Given records:
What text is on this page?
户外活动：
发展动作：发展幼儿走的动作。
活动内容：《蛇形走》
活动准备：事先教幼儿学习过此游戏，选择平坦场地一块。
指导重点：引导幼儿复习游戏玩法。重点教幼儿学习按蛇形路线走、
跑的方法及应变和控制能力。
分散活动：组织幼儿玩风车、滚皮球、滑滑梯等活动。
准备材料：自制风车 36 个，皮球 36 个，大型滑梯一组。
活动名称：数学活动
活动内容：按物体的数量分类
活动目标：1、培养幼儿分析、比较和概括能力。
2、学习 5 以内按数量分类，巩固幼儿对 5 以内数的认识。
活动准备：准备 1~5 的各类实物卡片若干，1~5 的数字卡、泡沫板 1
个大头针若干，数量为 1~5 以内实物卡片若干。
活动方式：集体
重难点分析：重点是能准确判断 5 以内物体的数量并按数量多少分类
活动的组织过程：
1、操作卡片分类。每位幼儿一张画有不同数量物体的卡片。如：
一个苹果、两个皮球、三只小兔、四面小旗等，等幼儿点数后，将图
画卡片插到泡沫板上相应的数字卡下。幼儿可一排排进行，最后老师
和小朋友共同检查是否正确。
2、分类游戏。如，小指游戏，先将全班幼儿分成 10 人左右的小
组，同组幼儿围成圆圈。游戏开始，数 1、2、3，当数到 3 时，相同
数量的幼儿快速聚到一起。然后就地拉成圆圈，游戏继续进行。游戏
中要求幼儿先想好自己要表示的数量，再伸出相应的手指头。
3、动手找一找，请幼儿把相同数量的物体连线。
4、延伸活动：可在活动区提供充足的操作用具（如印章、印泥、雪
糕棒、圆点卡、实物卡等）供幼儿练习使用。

Goal: Write out every entry above, word for word.

Full answer:
What text is on this page?
户外活动：
发展动作：发展幼儿走的动作。
活动内容：《蛇形走》
活动准备：事先教幼儿学习过此游戏，选择平坦场地一块。
指导重点：引导幼儿复习游戏玩法。重点教幼儿学习按蛇形路线走、
跑的方法及应变和控制能力。
分散活动：组织幼儿玩风车、滚皮球、滑滑梯等活动。
准备材料：自制风车 36 个，皮球 36 个，大型滑梯一组。
活动名称：数学活动
活动内容：按物体的数量分类
活动目标：1、培养幼儿分析、比较和概括能力。
2、学习 5 以内按数量分类，巩固幼儿对 5 以内数的认识。
活动准备：准备 1~5 的各类实物卡片若干，1~5 的数字卡、泡沫板 1
个大头针若干，数量为 1~5 以内实物卡片若干。
活动方式：集体
重难点分析：重点是能准确判断 5 以内物体的数量并按数量多少分类
活动的组织过程：
1、操作卡片分类。每位幼儿一张画有不同数量物体的卡片。如：
一个苹果、两个皮球、三只小兔、四面小旗等，等幼儿点数后，将图
画卡片插到泡沫板上相应的数字卡下。幼儿可一排排进行，最后老师
和小朋友共同检查是否正确。
2、分类游戏。如，小指游戏，先将全班幼儿分成 10 人左右的小
组，同组幼儿围成圆圈。游戏开始，数 1、2、3，当数到 3 时，相同
数量的幼儿快速聚到一起。然后就地拉成圆圈，游戏继续进行。游戏
中要求幼儿先想好自己要表示的数量，再伸出相应的手指头。
3、动手找一找，请幼儿把相同数量的物体连线。
4、延伸活动：可在活动区提供充足的操作用具（如印章、印泥、雪
糕棒、圆点卡、实物卡等）供幼儿练习使用。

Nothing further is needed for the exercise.